Quote all of the entries word for word.

[Stored dataset items]

——

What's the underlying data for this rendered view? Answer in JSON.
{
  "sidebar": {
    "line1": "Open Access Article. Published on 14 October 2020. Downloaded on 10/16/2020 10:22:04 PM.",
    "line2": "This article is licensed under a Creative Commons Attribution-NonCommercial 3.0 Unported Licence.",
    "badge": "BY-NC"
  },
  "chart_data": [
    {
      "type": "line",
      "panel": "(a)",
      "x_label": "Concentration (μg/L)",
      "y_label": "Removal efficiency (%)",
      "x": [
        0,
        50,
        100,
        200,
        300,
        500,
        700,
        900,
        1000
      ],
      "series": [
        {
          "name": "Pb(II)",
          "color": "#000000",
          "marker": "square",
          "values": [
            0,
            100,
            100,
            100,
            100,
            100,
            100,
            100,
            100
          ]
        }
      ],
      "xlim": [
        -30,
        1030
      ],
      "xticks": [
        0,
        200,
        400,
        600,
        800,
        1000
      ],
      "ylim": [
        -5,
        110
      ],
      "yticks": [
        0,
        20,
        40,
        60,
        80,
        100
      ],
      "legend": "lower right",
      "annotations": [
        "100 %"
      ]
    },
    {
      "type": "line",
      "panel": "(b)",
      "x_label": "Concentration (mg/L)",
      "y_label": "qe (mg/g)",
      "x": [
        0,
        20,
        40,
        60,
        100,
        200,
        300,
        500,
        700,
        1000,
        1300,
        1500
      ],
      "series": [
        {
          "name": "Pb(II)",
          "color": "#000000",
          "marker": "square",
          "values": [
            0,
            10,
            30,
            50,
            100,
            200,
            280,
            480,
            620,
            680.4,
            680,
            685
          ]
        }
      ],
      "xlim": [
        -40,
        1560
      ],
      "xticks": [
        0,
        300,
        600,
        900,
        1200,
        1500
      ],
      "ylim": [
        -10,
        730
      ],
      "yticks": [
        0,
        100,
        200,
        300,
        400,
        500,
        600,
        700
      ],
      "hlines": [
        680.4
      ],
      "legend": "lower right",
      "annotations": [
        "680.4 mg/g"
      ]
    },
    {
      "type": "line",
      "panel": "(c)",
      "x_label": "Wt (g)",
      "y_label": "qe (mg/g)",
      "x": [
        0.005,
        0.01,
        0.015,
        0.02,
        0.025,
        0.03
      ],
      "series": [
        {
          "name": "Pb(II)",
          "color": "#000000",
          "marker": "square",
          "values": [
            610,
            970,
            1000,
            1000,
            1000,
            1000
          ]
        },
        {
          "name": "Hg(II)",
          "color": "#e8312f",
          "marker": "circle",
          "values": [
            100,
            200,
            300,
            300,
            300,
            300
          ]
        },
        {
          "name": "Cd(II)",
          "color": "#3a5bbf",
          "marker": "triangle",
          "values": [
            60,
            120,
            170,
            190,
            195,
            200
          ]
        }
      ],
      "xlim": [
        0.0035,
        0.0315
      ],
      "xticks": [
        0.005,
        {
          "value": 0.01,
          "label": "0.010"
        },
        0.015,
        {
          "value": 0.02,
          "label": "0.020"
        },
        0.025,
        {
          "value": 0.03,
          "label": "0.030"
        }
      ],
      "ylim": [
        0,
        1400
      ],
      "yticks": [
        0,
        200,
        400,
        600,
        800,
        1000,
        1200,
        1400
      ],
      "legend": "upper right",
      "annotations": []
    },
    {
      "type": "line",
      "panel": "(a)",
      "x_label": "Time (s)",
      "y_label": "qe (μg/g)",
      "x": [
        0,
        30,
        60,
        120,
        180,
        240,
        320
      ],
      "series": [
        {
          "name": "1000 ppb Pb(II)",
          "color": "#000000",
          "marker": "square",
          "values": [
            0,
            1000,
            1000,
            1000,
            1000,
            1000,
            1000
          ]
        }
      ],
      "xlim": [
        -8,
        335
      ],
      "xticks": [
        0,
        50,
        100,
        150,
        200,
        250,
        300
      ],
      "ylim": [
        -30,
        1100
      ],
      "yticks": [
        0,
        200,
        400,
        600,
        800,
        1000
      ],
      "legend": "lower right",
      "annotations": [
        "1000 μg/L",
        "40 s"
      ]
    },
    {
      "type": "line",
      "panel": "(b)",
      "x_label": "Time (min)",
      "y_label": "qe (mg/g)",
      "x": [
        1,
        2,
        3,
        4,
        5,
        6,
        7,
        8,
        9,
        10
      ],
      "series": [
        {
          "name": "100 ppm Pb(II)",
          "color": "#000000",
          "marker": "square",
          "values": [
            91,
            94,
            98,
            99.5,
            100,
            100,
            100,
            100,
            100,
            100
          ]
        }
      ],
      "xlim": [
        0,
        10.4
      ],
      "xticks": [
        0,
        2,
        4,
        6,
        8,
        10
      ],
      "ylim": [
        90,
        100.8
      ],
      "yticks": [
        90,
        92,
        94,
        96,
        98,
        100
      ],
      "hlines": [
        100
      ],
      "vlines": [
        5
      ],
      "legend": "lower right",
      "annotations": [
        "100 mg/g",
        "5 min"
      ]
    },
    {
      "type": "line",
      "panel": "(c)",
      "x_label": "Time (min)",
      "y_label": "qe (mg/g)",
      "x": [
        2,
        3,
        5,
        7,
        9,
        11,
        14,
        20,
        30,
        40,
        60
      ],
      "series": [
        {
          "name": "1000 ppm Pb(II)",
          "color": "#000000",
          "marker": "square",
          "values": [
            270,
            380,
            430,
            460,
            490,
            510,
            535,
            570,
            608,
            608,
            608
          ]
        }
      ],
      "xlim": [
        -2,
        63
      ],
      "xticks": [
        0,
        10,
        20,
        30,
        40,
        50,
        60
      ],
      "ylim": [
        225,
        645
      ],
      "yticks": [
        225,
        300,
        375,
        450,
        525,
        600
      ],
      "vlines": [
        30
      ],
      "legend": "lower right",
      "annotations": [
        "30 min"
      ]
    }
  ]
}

——

**Answer to the task:**
What's the underlying data for this rendered view? Answer in JSON.
{
  "sidebar": {
    "line1": "Open Access Article. Published on 14 October 2020. Downloaded on 10/16/2020 10:22:04 PM.",
    "line2": "This article is licensed under a Creative Commons Attribution-NonCommercial 3.0 Unported Licence.",
    "badge": "BY-NC"
  },
  "chart_data": [
    {
      "type": "line",
      "panel": "(a)",
      "x_label": "Concentration (μg/L)",
      "y_label": "Removal efficiency (%)",
      "x": [
        0,
        50,
        100,
        200,
        300,
        500,
        700,
        900,
        1000
      ],
      "series": [
        {
          "name": "Pb(II)",
          "color": "#000000",
          "marker": "square",
          "values": [
            0,
            100,
            100,
            100,
            100,
            100,
            100,
            100,
            100
          ]
        }
      ],
      "xlim": [
        -30,
        1030
      ],
      "xticks": [
        0,
        200,
        400,
        600,
        800,
        1000
      ],
      "ylim": [
        -5,
        110
      ],
      "yticks": [
        0,
        20,
        40,
        60,
        80,
        100
      ],
      "legend": "lower right",
      "annotations": [
        "100 %"
      ]
    },
    {
      "type": "line",
      "panel": "(b)",
      "x_label": "Concentration (mg/L)",
      "y_label": "qe (mg/g)",
      "x": [
        0,
        20,
        40,
        60,
        100,
        200,
        300,
        500,
        700,
        1000,
        1300,
        1500
      ],
      "series": [
        {
          "name": "Pb(II)",
          "color": "#000000",
          "marker": "square",
          "values": [
            0,
            10,
            30,
            50,
            100,
            200,
            280,
            480,
            620,
            680.4,
            680,
            685
          ]
        }
      ],
      "xlim": [
        -40,
        1560
      ],
      "xticks": [
        0,
        300,
        600,
        900,
        1200,
        1500
      ],
      "ylim": [
        -10,
        730
      ],
      "yticks": [
        0,
        100,
        200,
        300,
        400,
        500,
        600,
        700
      ],
      "hlines": [
        680.4
      ],
      "legend": "lower right",
      "annotations": [
        "680.4 mg/g"
      ]
    },
    {
      "type": "line",
      "panel": "(c)",
      "x_label": "Wt (g)",
      "y_label": "qe (mg/g)",
      "x": [
        0.005,
        0.01,
        0.015,
        0.02,
        0.025,
        0.03
      ],
      "series": [
        {
          "name": "Pb(II)",
          "color": "#000000",
          "marker": "square",
          "values": [
            610,
            970,
            1000,
            1000,
            1000,
            1000
          ]
        },
        {
          "name": "Hg(II)",
          "color": "#e8312f",
          "marker": "circle",
          "values": [
            100,
            200,
            300,
            300,
            300,
            300
          ]
        },
        {
          "name": "Cd(II)",
          "color": "#3a5bbf",
          "marker": "triangle",
          "values": [
            60,
            120,
            170,
            190,
            195,
            200
          ]
        }
      ],
      "xlim": [
        0.0035,
        0.0315
      ],
      "xticks": [
        0.005,
        {
          "value": 0.01,
          "label": "0.010"
        },
        0.015,
        {
          "value": 0.02,
          "label": "0.020"
        },
        0.025,
        {
          "value": 0.03,
          "label": "0.030"
        }
      ],
      "ylim": [
        0,
        1400
      ],
      "yticks": [
        0,
        200,
        400,
        600,
        800,
        1000,
        1200,
        1400
      ],
      "legend": "upper right",
      "annotations": []
    },
    {
      "type": "line",
      "panel": "(a)",
      "x_label": "Time (s)",
      "y_label": "qe (μg/g)",
      "x": [
        0,
        30,
        60,
        120,
        180,
        240,
        320
      ],
      "series": [
        {
          "name": "1000 ppb Pb(II)",
          "color": "#000000",
          "marker": "square",
          "values": [
            0,
            1000,
            1000,
            1000,
            1000,
            1000,
            1000
          ]
        }
      ],
      "xlim": [
        -8,
        335
      ],
      "xticks": [
        0,
        50,
        100,
        150,
        200,
        250,
        300
      ],
      "ylim": [
        -30,
        1100
      ],
      "yticks": [
        0,
        200,
        400,
        600,
        800,
        1000
      ],
      "legend": "lower right",
      "annotations": [
        "1000 μg/L",
        "40 s"
      ]
    },
    {
      "type": "line",
      "panel": "(b)",
      "x_label": "Time (min)",
      "y_label": "qe (mg/g)",
      "x": [
        1,
        2,
        3,
        4,
        5,
        6,
        7,
        8,
        9,
        10
      ],
      "series": [
        {
          "name": "100 ppm Pb(II)",
          "color": "#000000",
          "marker": "square",
          "values": [
            91,
            94,
            98,
            99.5,
            100,
            100,
            100,
            100,
            100,
            100
          ]
        }
      ],
      "xlim": [
        0,
        10.4
      ],
      "xticks": [
        0,
        2,
        4,
        6,
        8,
        10
      ],
      "ylim": [
        90,
        100.8
      ],
      "yticks": [
        90,
        92,
        94,
        96,
        98,
        100
      ],
      "hlines": [
        100
      ],
      "vlines": [
        5
      ],
      "legend": "lower right",
      "annotations": [
        "100 mg/g",
        "5 min"
      ]
    },
    {
      "type": "line",
      "panel": "(c)",
      "x_label": "Time (min)",
      "y_label": "qe (mg/g)",
      "x": [
        2,
        3,
        5,
        7,
        9,
        11,
        14,
        20,
        30,
        40,
        60
      ],
      "series": [
        {
          "name": "1000 ppm Pb(II)",
          "color": "#000000",
          "marker": "square",
          "values": [
            270,
            380,
            430,
            460,
            490,
            510,
            535,
            570,
            608,
            608,
            608
          ]
        }
      ],
      "xlim": [
        -2,
        63
      ],
      "xticks": [
        0,
        10,
        20,
        30,
        40,
        50,
        60
      ],
      "ylim": [
        225,
        645
      ],
      "yticks": [
        225,
        300,
        375,
        450,
        525,
        600
      ],
      "vlines": [
        30
      ],
      "legend": "lower right",
      "annotations": [
        "30 min"
      ]
    }
  ]
}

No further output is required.